● **ITEMS**
^^^^^^^^

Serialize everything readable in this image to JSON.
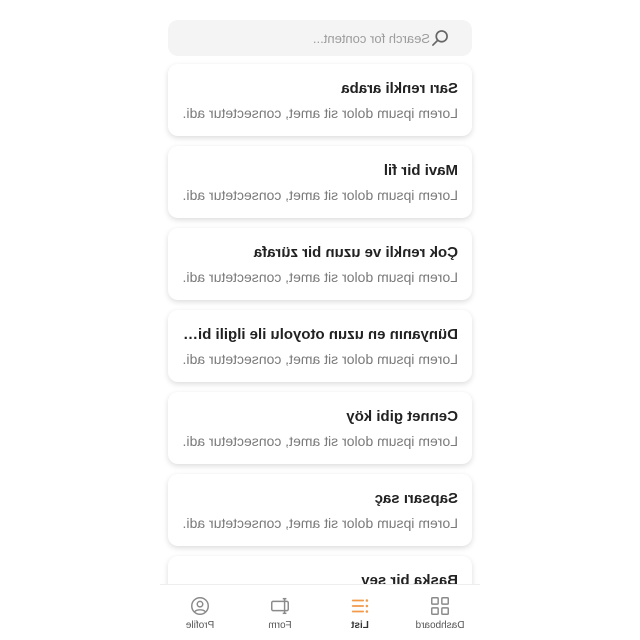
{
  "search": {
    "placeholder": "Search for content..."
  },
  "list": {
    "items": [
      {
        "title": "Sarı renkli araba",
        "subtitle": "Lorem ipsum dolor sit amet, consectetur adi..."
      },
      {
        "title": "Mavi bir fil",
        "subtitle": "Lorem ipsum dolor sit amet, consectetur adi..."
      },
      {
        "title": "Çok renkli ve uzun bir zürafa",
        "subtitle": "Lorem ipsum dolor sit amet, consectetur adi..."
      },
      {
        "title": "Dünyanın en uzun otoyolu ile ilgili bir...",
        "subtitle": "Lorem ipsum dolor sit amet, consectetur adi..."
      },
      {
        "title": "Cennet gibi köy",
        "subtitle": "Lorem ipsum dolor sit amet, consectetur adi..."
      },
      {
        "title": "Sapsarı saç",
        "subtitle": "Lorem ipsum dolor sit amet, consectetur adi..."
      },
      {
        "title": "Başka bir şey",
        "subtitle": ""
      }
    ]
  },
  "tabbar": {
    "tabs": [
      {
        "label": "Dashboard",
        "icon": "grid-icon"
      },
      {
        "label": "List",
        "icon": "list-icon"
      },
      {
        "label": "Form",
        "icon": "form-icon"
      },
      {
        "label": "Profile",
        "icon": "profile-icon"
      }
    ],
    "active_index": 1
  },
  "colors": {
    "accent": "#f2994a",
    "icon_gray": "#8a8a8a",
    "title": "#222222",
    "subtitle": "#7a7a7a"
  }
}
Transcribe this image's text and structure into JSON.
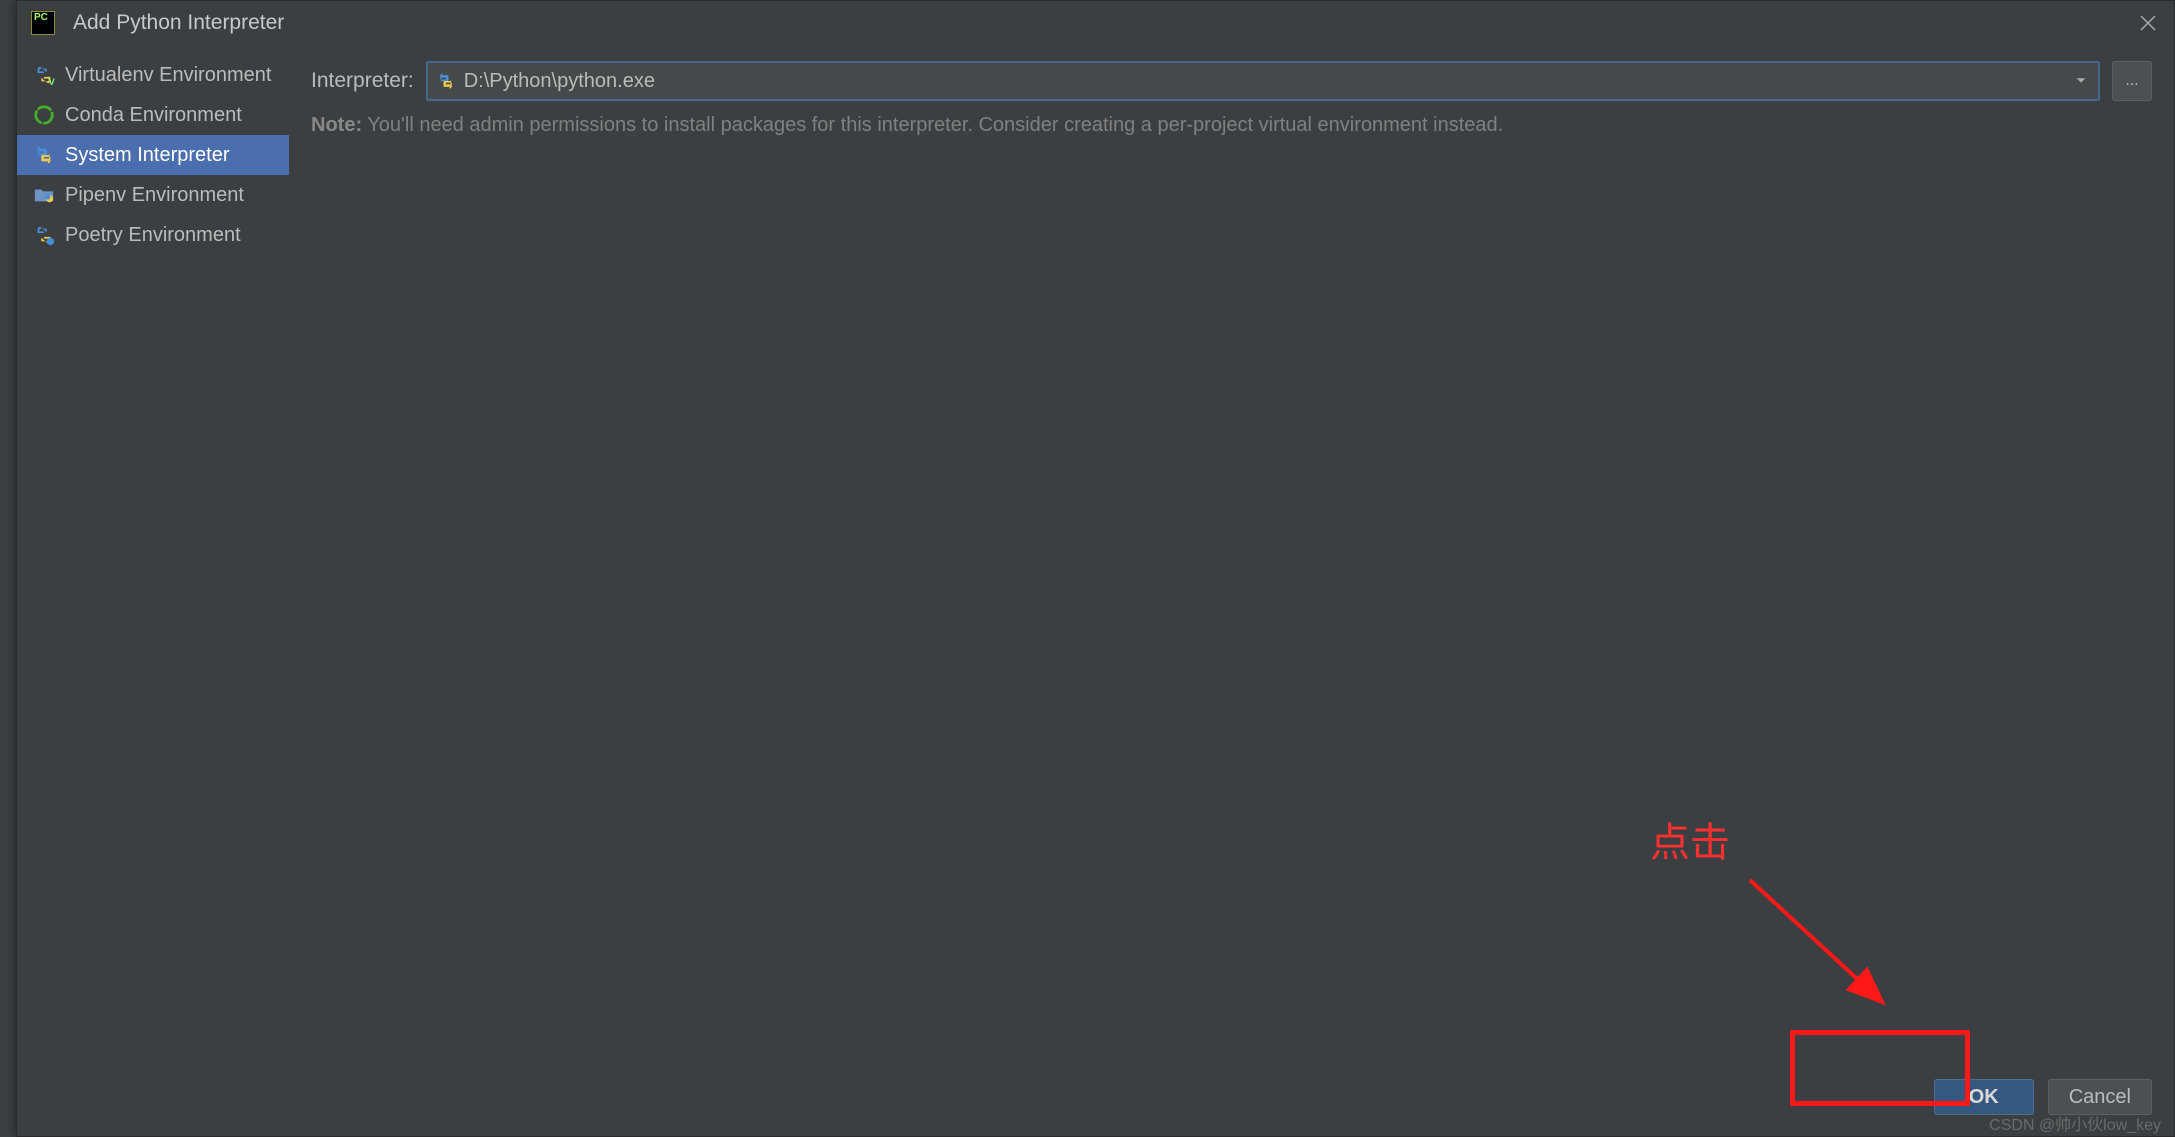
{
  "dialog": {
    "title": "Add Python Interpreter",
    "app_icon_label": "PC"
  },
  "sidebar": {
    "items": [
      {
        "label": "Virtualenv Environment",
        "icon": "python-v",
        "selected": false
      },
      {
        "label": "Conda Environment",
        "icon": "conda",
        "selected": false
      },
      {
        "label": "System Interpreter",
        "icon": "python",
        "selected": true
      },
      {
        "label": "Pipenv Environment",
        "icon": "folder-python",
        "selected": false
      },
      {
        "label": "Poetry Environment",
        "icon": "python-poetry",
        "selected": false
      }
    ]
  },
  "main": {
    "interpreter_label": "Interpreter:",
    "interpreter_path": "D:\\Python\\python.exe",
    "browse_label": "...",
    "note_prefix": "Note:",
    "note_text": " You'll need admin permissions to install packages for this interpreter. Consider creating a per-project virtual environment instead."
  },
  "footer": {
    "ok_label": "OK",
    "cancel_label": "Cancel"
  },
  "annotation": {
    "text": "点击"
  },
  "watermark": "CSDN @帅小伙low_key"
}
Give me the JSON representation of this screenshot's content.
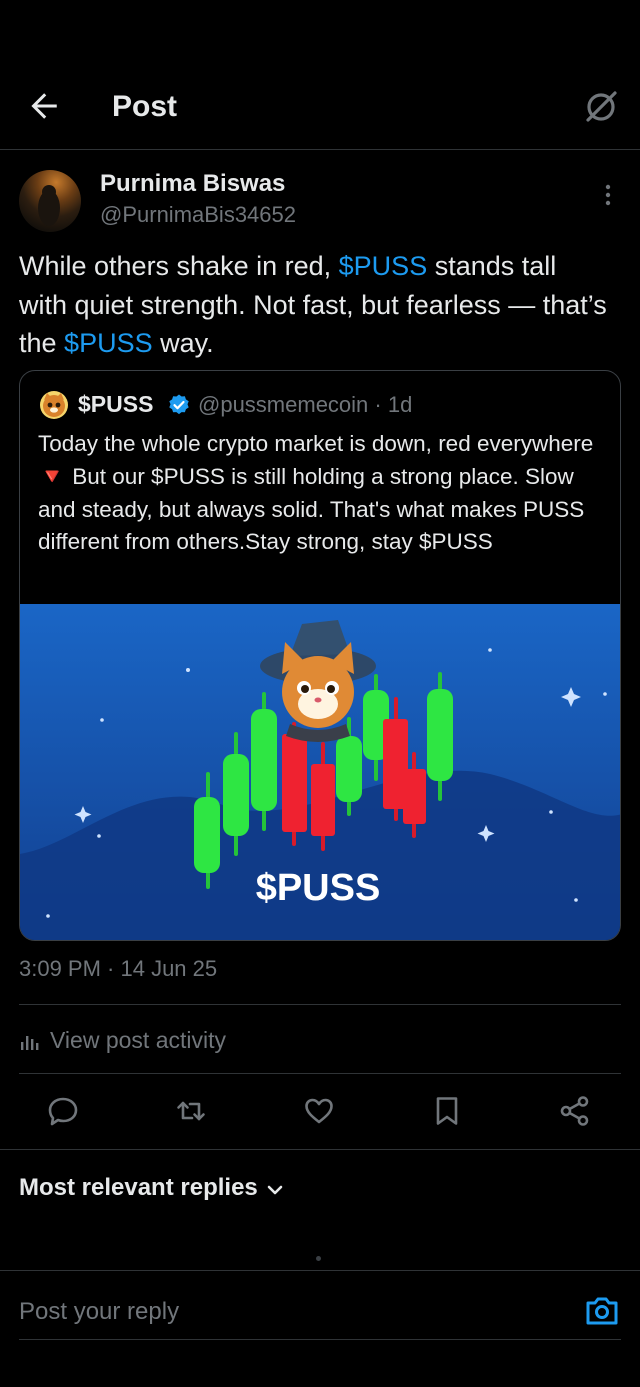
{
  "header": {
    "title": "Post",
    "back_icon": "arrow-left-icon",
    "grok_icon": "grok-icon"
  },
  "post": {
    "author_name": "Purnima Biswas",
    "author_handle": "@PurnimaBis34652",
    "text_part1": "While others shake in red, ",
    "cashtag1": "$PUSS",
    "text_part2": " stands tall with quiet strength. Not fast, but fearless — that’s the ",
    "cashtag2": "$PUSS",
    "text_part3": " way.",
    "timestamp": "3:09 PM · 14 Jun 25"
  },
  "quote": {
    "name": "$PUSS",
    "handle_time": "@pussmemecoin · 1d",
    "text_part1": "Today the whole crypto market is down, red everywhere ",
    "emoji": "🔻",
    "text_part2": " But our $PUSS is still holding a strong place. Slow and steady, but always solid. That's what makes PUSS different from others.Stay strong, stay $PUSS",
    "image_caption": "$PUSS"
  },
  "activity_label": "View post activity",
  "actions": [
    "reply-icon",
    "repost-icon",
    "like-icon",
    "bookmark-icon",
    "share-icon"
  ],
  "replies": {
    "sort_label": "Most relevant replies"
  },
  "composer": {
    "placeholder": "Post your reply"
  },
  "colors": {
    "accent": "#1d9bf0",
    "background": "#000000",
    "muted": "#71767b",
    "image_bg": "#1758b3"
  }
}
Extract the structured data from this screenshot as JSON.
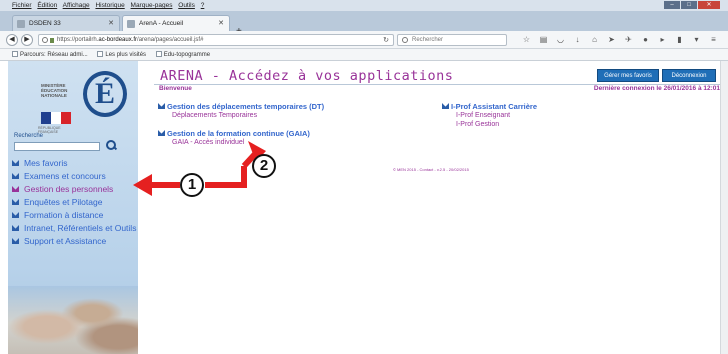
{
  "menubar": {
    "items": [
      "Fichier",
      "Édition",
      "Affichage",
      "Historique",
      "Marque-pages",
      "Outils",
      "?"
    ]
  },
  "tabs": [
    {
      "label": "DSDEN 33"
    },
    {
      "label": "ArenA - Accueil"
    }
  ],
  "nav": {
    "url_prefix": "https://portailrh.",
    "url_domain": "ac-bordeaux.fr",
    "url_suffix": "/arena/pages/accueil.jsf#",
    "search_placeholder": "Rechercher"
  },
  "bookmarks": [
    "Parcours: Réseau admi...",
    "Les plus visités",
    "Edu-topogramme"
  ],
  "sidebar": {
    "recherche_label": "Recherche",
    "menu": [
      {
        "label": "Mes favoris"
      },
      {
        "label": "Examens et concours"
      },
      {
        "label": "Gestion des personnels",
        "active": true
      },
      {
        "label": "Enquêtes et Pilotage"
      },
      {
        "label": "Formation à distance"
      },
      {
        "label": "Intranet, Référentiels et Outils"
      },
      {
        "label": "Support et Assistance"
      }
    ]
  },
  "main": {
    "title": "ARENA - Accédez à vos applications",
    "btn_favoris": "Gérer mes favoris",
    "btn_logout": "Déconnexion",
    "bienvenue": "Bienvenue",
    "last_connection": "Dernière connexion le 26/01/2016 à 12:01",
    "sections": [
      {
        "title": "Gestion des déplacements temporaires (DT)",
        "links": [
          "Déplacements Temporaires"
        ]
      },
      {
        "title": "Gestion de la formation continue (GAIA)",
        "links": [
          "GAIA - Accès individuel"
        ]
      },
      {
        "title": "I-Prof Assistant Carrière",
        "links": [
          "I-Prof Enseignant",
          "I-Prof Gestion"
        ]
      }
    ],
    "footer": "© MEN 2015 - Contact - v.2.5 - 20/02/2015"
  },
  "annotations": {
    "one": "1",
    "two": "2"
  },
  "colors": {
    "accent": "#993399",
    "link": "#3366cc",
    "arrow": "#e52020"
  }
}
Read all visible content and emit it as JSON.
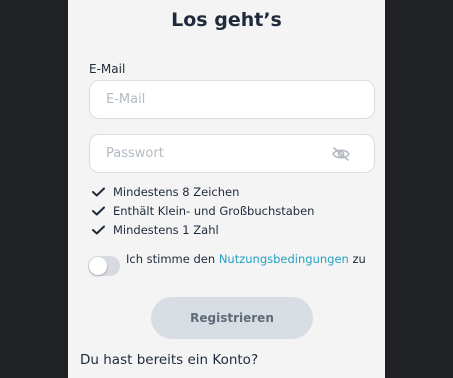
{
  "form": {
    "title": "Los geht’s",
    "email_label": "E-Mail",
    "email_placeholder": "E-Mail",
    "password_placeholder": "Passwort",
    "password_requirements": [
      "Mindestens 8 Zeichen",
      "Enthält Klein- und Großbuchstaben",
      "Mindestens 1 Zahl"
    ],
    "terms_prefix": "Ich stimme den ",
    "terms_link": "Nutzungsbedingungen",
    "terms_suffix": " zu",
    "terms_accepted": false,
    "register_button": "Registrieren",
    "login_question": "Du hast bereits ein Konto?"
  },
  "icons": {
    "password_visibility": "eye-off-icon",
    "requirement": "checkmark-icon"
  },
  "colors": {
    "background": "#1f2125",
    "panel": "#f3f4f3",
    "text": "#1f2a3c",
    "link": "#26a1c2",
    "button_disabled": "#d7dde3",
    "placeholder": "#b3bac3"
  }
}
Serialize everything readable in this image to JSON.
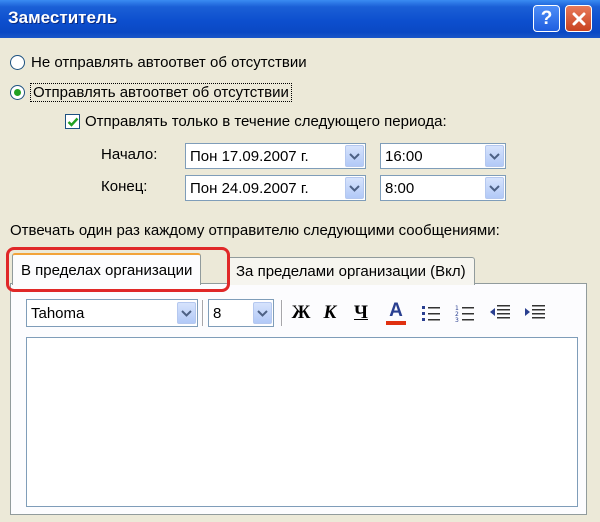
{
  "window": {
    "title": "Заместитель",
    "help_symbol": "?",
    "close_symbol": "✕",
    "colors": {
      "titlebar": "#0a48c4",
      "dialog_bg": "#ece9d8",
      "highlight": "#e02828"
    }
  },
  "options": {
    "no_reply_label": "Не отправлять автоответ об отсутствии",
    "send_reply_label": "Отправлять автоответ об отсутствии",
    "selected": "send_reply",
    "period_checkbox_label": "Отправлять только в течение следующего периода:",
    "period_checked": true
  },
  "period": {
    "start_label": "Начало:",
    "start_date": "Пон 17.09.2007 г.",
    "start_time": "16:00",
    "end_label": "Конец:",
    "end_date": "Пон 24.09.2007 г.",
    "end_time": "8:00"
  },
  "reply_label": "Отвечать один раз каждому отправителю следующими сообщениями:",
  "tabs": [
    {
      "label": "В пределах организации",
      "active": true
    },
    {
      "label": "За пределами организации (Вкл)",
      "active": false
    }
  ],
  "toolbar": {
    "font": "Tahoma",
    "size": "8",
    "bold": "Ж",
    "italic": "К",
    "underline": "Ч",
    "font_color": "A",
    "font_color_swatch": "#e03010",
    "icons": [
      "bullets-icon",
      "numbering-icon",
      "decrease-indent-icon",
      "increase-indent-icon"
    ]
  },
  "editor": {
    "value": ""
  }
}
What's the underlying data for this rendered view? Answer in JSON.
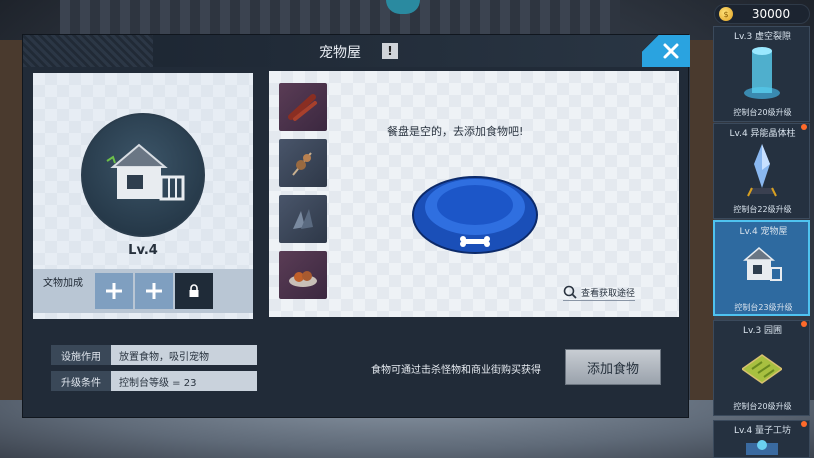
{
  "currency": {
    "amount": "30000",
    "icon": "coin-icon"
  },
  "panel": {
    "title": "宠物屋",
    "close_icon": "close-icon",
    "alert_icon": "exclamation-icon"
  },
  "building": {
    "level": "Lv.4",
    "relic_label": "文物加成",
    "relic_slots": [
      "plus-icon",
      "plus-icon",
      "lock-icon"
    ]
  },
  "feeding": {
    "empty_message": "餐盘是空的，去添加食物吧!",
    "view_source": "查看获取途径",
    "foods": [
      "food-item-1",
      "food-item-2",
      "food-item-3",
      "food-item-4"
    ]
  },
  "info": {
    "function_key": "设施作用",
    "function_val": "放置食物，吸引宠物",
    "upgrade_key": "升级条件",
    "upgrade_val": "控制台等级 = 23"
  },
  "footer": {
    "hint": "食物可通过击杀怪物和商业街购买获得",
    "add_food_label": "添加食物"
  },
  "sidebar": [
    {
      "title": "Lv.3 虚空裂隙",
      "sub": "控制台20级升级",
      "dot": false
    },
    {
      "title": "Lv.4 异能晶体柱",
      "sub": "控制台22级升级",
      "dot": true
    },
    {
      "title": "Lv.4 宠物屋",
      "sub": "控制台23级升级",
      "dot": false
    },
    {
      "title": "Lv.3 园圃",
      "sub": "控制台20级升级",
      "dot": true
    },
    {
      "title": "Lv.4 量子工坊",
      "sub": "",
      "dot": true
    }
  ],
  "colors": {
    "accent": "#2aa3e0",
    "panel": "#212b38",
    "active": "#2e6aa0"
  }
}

^^^^^^^^

● **YOUR OBJECTIVE**
Report how many lines hold the string "true", giving the number and nothing else.

● **COMPLETE ANSWER**
7